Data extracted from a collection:
________________________

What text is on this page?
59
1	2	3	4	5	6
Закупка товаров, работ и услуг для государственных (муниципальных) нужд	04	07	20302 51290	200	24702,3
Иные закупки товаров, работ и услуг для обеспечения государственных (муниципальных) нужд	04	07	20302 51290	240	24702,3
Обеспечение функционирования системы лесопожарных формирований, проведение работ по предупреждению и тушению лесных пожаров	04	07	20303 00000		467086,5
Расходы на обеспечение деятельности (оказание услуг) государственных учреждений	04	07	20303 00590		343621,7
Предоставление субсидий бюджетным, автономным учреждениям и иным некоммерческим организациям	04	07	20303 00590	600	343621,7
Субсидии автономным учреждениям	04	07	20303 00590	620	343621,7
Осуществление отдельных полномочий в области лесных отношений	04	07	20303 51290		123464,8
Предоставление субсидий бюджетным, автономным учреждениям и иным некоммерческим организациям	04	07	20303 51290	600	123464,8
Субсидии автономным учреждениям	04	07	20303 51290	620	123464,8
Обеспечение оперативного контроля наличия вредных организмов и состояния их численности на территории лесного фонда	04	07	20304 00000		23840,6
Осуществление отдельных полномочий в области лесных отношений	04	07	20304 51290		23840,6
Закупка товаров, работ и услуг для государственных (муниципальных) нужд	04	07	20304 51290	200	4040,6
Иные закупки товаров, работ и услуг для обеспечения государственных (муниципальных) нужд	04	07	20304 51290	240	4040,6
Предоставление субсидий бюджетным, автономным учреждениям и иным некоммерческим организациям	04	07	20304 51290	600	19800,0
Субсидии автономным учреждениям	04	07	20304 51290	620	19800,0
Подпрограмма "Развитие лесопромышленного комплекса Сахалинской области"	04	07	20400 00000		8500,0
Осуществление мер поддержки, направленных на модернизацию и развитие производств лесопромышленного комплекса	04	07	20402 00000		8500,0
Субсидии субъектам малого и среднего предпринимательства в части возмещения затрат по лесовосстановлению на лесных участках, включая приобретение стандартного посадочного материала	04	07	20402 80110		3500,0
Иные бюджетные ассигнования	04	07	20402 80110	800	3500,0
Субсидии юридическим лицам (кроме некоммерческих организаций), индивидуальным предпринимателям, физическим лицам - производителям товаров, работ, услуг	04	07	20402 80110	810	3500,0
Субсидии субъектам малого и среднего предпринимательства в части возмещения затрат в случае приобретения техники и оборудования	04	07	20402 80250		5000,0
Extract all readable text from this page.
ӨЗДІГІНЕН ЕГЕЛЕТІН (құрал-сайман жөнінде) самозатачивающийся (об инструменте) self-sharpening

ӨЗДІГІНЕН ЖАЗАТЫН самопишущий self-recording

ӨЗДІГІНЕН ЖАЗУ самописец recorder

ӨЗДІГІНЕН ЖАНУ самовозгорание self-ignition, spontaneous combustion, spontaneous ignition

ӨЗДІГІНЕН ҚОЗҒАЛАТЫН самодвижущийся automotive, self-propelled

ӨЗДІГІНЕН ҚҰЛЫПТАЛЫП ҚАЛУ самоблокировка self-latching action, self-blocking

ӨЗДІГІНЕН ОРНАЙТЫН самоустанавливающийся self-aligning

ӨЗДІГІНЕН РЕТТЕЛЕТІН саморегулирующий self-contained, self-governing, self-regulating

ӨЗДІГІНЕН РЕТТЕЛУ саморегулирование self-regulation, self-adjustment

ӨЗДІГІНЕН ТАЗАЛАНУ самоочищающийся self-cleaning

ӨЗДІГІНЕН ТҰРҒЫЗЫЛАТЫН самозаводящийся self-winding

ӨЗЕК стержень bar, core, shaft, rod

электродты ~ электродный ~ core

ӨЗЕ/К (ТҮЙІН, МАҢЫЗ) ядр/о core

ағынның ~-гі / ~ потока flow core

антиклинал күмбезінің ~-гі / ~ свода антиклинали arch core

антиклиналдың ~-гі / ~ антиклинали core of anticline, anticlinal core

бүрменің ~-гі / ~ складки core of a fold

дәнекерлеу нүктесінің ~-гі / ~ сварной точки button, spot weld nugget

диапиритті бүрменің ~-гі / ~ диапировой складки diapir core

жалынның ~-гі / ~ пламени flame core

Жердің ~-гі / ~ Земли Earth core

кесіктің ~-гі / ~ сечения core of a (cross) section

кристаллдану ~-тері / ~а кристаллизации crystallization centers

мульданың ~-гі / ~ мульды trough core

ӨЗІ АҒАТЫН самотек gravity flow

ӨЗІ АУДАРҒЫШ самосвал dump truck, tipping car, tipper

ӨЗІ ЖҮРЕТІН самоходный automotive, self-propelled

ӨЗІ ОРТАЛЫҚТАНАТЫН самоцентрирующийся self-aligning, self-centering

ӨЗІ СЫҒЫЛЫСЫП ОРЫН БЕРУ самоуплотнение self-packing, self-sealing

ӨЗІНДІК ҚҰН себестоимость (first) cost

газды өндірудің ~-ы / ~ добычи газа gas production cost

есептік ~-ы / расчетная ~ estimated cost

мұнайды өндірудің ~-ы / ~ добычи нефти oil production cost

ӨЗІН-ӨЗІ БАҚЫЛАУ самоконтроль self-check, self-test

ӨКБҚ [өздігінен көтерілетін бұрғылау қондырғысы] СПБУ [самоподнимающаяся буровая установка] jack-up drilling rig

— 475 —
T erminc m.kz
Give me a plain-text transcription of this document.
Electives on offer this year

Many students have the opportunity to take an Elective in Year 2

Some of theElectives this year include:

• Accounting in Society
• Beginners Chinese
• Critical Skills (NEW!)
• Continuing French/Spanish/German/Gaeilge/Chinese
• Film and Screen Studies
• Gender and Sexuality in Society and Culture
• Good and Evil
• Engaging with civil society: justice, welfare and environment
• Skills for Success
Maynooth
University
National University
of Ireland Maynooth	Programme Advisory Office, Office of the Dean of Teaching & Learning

________________________

▶ [DIRECTIONS]: Please quote the records above exactly, without skipping a line.

▶ [REPLY TO THE TASK]:
What text is on this page?
59
1	2	3	4	5	6
Закупка товаров, работ и услуг для государственных (муниципальных) нужд	04	07	20302 51290	200	24702,3
Иные закупки товаров, работ и услуг для обеспечения государственных (муниципальных) нужд	04	07	20302 51290	240	24702,3
Обеспечение функционирования системы лесопожарных формирований, проведение работ по предупреждению и тушению лесных пожаров	04	07	20303 00000		467086,5
Расходы на обеспечение деятельности (оказание услуг) государственных учреждений	04	07	20303 00590		343621,7
Предоставление субсидий бюджетным, автономным учреждениям и иным некоммерческим организациям	04	07	20303 00590	600	343621,7
Субсидии автономным учреждениям	04	07	20303 00590	620	343621,7
Осуществление отдельных полномочий в области лесных отношений	04	07	20303 51290		123464,8
Предоставление субсидий бюджетным, автономным учреждениям и иным некоммерческим организациям	04	07	20303 51290	600	123464,8
Субсидии автономным учреждениям	04	07	20303 51290	620	123464,8
Обеспечение оперативного контроля наличия вредных организмов и состояния их численности на территории лесного фонда	04	07	20304 00000		23840,6
Осуществление отдельных полномочий в области лесных отношений	04	07	20304 51290		23840,6
Закупка товаров, работ и услуг для государственных (муниципальных) нужд	04	07	20304 51290	200	4040,6
Иные закупки товаров, работ и услуг для обеспечения государственных (муниципальных) нужд	04	07	20304 51290	240	4040,6
Предоставление субсидий бюджетным, автономным учреждениям и иным некоммерческим организациям	04	07	20304 51290	600	19800,0
Субсидии автономным учреждениям	04	07	20304 51290	620	19800,0
Подпрограмма "Развитие лесопромышленного комплекса Сахалинской области"	04	07	20400 00000		8500,0
Осуществление мер поддержки, направленных на модернизацию и развитие производств лесопромышленного комплекса	04	07	20402 00000		8500,0
Субсидии субъектам малого и среднего предпринимательства в части возмещения затрат по лесовосстановлению на лесных участках, включая приобретение стандартного посадочного материала	04	07	20402 80110		3500,0
Иные бюджетные ассигнования	04	07	20402 80110	800	3500,0
Субсидии юридическим лицам (кроме некоммерческих организаций), индивидуальным предпринимателям, физическим лицам - производителям товаров, работ, услуг	04	07	20402 80110	810	3500,0
Субсидии субъектам малого и среднего предпринимательства в части возмещения затрат в случае приобретения техники и оборудования	04	07	20402 80250		5000,0
Extract all readable text from this page.
ӨЗДІГІНЕН ЕГЕЛЕТІН (құрал-сайман жөнінде) самозатачивающийся (об инструменте) self-sharpening

ӨЗДІГІНЕН ЖАЗАТЫН самопишущий self-recording

ӨЗДІГІНЕН ЖАЗУ самописец recorder

ӨЗДІГІНЕН ЖАНУ самовозгорание self-ignition, spontaneous combustion, spontaneous ignition

ӨЗДІГІНЕН ҚОЗҒАЛАТЫН самодвижущийся automotive, self-propelled

ӨЗДІГІНЕН ҚҰЛЫПТАЛЫП ҚАЛУ самоблокировка self-latching action, self-blocking

ӨЗДІГІНЕН ОРНАЙТЫН самоустанавливающийся self-aligning

ӨЗДІГІНЕН РЕТТЕЛЕТІН саморегулирующий self-contained, self-governing, self-regulating

ӨЗДІГІНЕН РЕТТЕЛУ саморегулирование self-regulation, self-adjustment

ӨЗДІГІНЕН ТАЗАЛАНУ самоочищающийся self-cleaning

ӨЗДІГІНЕН ТҰРҒЫЗЫЛАТЫН самозаводящийся self-winding

ӨЗЕК стержень bar, core, shaft, rod

электродты ~ электродный ~ core

ӨЗЕ/К (ТҮЙІН, МАҢЫЗ) ядр/о core

ағынның ~-гі / ~ потока flow core

антиклинал күмбезінің ~-гі / ~ свода антиклинали arch core

антиклиналдың ~-гі / ~ антиклинали core of anticline, anticlinal core

бүрменің ~-гі / ~ складки core of a fold

дәнекерлеу нүктесінің ~-гі / ~ сварной точки button, spot weld nugget

диапиритті бүрменің ~-гі / ~ диапировой складки diapir core

жалынның ~-гі / ~ пламени flame core

Жердің ~-гі / ~ Земли Earth core

кесіктің ~-гі / ~ сечения core of a (cross) section

кристаллдану ~-тері / ~а кристаллизации crystallization centers

мульданың ~-гі / ~ мульды trough core

ӨЗІ АҒАТЫН самотек gravity flow

ӨЗІ АУДАРҒЫШ самосвал dump truck, tipping car, tipper

ӨЗІ ЖҮРЕТІН самоходный automotive, self-propelled

ӨЗІ ОРТАЛЫҚТАНАТЫН самоцентрирующийся self-aligning, self-centering

ӨЗІ СЫҒЫЛЫСЫП ОРЫН БЕРУ самоуплотнение self-packing, self-sealing

ӨЗІНДІК ҚҰН себестоимость (first) cost

газды өндірудің ~-ы / ~ добычи газа gas production cost

есептік ~-ы / расчетная ~ estimated cost

мұнайды өндірудің ~-ы / ~ добычи нефти oil production cost

ӨЗІН-ӨЗІ БАҚЫЛАУ самоконтроль self-check, self-test

ӨКБҚ [өздігінен көтерілетін бұрғылау қондырғысы] СПБУ [самоподнимающаяся буровая установка] jack-up drilling rig

— 475 —
T erminc m.kz
Give me a plain-text transcription of this document.
Electives on offer this year

Many students have the opportunity to take an Elective in Year 2

Some of theElectives this year include:

• Accounting in Society
• Beginners Chinese
• Critical Skills (NEW!)
• Continuing French/Spanish/German/Gaeilge/Chinese
• Film and Screen Studies
• Gender and Sexuality in Society and Culture
• Good and Evil
• Engaging with civil society: justice, welfare and environment
• Skills for Success
Maynooth
University
National University
of Ireland Maynooth	Programme Advisory Office, Office of the Dean of Teaching & Learning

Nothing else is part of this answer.